** begin TASK MATERIAL **

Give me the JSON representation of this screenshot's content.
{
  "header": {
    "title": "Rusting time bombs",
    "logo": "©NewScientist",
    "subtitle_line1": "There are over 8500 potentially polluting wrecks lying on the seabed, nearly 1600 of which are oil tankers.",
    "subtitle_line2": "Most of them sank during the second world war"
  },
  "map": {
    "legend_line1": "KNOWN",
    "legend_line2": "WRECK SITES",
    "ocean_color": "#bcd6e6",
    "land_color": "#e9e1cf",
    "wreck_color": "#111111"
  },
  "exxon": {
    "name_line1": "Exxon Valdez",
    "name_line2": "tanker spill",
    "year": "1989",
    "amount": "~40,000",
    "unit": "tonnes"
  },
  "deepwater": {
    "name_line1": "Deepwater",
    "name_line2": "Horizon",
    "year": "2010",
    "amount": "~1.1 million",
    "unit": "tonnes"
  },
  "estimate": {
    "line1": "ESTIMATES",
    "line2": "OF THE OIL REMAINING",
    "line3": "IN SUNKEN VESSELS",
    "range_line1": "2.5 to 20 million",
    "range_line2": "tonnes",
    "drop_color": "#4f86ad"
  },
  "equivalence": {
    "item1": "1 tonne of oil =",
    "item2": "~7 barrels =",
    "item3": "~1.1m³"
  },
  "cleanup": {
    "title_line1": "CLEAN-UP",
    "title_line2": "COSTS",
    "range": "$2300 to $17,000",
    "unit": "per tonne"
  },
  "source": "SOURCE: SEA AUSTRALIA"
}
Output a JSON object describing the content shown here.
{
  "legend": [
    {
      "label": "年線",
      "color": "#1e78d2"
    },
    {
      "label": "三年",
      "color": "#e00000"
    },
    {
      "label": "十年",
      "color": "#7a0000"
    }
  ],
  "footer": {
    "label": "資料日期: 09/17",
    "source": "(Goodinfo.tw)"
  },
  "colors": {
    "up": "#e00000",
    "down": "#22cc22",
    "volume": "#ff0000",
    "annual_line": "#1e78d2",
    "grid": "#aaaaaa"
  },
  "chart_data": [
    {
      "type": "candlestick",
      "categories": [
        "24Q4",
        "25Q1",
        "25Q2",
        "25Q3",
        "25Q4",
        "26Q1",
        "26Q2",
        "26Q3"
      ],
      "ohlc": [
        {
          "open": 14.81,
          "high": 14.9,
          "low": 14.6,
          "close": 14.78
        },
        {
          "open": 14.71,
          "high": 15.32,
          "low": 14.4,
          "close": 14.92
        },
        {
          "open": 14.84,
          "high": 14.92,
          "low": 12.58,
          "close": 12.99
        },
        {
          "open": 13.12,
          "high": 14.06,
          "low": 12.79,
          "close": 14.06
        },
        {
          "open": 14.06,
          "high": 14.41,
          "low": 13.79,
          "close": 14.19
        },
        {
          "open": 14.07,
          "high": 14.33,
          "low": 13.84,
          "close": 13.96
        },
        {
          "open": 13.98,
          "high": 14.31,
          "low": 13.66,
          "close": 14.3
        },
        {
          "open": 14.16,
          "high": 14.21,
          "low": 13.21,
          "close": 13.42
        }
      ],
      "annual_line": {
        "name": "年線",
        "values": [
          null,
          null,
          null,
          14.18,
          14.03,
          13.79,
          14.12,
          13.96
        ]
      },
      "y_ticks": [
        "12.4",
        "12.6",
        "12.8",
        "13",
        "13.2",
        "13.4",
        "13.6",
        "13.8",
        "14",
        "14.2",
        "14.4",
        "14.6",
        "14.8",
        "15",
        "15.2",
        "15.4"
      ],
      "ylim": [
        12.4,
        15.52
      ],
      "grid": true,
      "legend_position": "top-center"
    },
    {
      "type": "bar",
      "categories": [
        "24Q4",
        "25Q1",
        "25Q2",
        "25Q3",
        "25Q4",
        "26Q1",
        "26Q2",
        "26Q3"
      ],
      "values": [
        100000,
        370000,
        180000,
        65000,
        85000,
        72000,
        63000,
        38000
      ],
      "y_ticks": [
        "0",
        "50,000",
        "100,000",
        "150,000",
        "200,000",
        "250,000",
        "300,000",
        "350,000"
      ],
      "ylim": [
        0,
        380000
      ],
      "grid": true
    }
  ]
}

** end TASK MATERIAL **

● **WHAT YOU NEED TO DO**: Retype the records that precede this task, keeping them exactly the same.

● **EXPECTED ANSWER**:
Give me the JSON representation of this screenshot's content.
{
  "header": {
    "title": "Rusting time bombs",
    "logo": "©NewScientist",
    "subtitle_line1": "There are over 8500 potentially polluting wrecks lying on the seabed, nearly 1600 of which are oil tankers.",
    "subtitle_line2": "Most of them sank during the second world war"
  },
  "map": {
    "legend_line1": "KNOWN",
    "legend_line2": "WRECK SITES",
    "ocean_color": "#bcd6e6",
    "land_color": "#e9e1cf",
    "wreck_color": "#111111"
  },
  "exxon": {
    "name_line1": "Exxon Valdez",
    "name_line2": "tanker spill",
    "year": "1989",
    "amount": "~40,000",
    "unit": "tonnes"
  },
  "deepwater": {
    "name_line1": "Deepwater",
    "name_line2": "Horizon",
    "year": "2010",
    "amount": "~1.1 million",
    "unit": "tonnes"
  },
  "estimate": {
    "line1": "ESTIMATES",
    "line2": "OF THE OIL REMAINING",
    "line3": "IN SUNKEN VESSELS",
    "range_line1": "2.5 to 20 million",
    "range_line2": "tonnes",
    "drop_color": "#4f86ad"
  },
  "equivalence": {
    "item1": "1 tonne of oil =",
    "item2": "~7 barrels =",
    "item3": "~1.1m³"
  },
  "cleanup": {
    "title_line1": "CLEAN-UP",
    "title_line2": "COSTS",
    "range": "$2300 to $17,000",
    "unit": "per tonne"
  },
  "source": "SOURCE: SEA AUSTRALIA"
}
Output a JSON object describing the content shown here.
{
  "legend": [
    {
      "label": "年線",
      "color": "#1e78d2"
    },
    {
      "label": "三年",
      "color": "#e00000"
    },
    {
      "label": "十年",
      "color": "#7a0000"
    }
  ],
  "footer": {
    "label": "資料日期: 09/17",
    "source": "(Goodinfo.tw)"
  },
  "colors": {
    "up": "#e00000",
    "down": "#22cc22",
    "volume": "#ff0000",
    "annual_line": "#1e78d2",
    "grid": "#aaaaaa"
  },
  "chart_data": [
    {
      "type": "candlestick",
      "categories": [
        "24Q4",
        "25Q1",
        "25Q2",
        "25Q3",
        "25Q4",
        "26Q1",
        "26Q2",
        "26Q3"
      ],
      "ohlc": [
        {
          "open": 14.81,
          "high": 14.9,
          "low": 14.6,
          "close": 14.78
        },
        {
          "open": 14.71,
          "high": 15.32,
          "low": 14.4,
          "close": 14.92
        },
        {
          "open": 14.84,
          "high": 14.92,
          "low": 12.58,
          "close": 12.99
        },
        {
          "open": 13.12,
          "high": 14.06,
          "low": 12.79,
          "close": 14.06
        },
        {
          "open": 14.06,
          "high": 14.41,
          "low": 13.79,
          "close": 14.19
        },
        {
          "open": 14.07,
          "high": 14.33,
          "low": 13.84,
          "close": 13.96
        },
        {
          "open": 13.98,
          "high": 14.31,
          "low": 13.66,
          "close": 14.3
        },
        {
          "open": 14.16,
          "high": 14.21,
          "low": 13.21,
          "close": 13.42
        }
      ],
      "annual_line": {
        "name": "年線",
        "values": [
          null,
          null,
          null,
          14.18,
          14.03,
          13.79,
          14.12,
          13.96
        ]
      },
      "y_ticks": [
        "12.4",
        "12.6",
        "12.8",
        "13",
        "13.2",
        "13.4",
        "13.6",
        "13.8",
        "14",
        "14.2",
        "14.4",
        "14.6",
        "14.8",
        "15",
        "15.2",
        "15.4"
      ],
      "ylim": [
        12.4,
        15.52
      ],
      "grid": true,
      "legend_position": "top-center"
    },
    {
      "type": "bar",
      "categories": [
        "24Q4",
        "25Q1",
        "25Q2",
        "25Q3",
        "25Q4",
        "26Q1",
        "26Q2",
        "26Q3"
      ],
      "values": [
        100000,
        370000,
        180000,
        65000,
        85000,
        72000,
        63000,
        38000
      ],
      "y_ticks": [
        "0",
        "50,000",
        "100,000",
        "150,000",
        "200,000",
        "250,000",
        "300,000",
        "350,000"
      ],
      "ylim": [
        0,
        380000
      ],
      "grid": true
    }
  ]
}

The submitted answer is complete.